• Supplied material
[BEGIN]

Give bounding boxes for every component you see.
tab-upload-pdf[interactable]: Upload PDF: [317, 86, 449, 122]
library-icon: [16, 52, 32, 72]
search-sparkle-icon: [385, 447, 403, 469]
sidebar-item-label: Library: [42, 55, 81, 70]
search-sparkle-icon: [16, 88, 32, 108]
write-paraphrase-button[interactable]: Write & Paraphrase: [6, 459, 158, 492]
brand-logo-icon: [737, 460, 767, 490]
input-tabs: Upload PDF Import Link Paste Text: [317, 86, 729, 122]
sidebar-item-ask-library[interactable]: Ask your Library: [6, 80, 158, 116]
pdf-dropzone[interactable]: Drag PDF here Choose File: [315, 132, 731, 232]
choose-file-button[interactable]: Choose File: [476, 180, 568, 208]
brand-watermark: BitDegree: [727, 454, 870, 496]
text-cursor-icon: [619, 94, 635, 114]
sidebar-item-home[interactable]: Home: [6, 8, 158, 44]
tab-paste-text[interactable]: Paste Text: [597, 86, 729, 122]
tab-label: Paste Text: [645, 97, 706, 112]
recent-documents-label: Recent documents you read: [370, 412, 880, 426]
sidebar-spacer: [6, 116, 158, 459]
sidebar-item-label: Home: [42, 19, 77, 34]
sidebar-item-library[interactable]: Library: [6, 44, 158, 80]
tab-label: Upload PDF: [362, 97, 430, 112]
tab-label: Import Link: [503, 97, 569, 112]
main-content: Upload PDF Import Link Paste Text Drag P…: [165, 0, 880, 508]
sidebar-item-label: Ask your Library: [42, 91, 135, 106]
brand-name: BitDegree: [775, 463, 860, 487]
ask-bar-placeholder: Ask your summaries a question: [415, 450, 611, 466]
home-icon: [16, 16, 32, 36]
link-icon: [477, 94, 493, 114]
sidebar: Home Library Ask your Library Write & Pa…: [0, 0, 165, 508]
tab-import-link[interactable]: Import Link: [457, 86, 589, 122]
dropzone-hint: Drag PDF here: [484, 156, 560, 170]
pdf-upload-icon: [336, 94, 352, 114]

[END]

• Task prompt
Report each line of the listing above that contains the string "Import". Case counts.

• Written response
input-tabs: Upload PDF Import Link Paste Text: [317, 86, 729, 122]
tab-label: Import Link: [503, 97, 569, 112]
main-content: Upload PDF Import Link Paste Text Drag P…: [165, 0, 880, 508]
tab-import-link[interactable]: Import Link: [457, 86, 589, 122]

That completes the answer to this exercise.